■ **Text passage**
——

As a chronicler, it is difficult to leave the story there, unturned and incomplete.  But I think I will anyway.

It’s what I need today.  And on this blog, if nowhere else, it’s not Tony Danza, and it’s not Judith Light. 

On this blog, readers and commenters,

I’m the Boss. 


Gary said...

Yes, you are, Boss Blog, which is probably a little too close to The Dukes of Hazard. Want to ask you a MTM-related question. When Hot in Cleveland had its 2nd season premier, MTM was a guest star. I really don't think the show was funny in the 3 or 4 episodes I sat through during their first season, but having MTM reunite with Betty White, I thought the 2nd season might at least start better. It didn't. However, Mary used a line straight from the premier episode of her own show. It was the "you've got spunk"..."I hate spunk!"...bit. When someone takes as little as 2 lines, do they have to get permission from the original show's owner? I assume that Mary has the rights to her shows, tho that is an assumption. It was, of course, the best part of the show. However, having Mary in jail just didn't fly. No matter what they name her in Cleveland, she's Mary Richards, and she would not be in jail. Rhoda, maybe, but not Mary. (I didn't watch the whole show, so I did not see the end credits which might have told me the answer to my question.)

Max Clarke said...

Thanks for the memory.

I don't care for gloomy, and I almost never read rants. This was good.

I've had days of wonder like that, and even decades later, there is something magical about the feeling.

——

■ **Stored data**
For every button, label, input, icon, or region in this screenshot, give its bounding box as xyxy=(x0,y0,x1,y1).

——

■ **What is being asked**
In the blog excerpt, what bit from the premiere of her own show did Mary reuse on Hot in Cleveland? The lines above are separate from the blog excerpt.

■ **Task output**
The "you've got spunk"..."I hate spunk!" bit.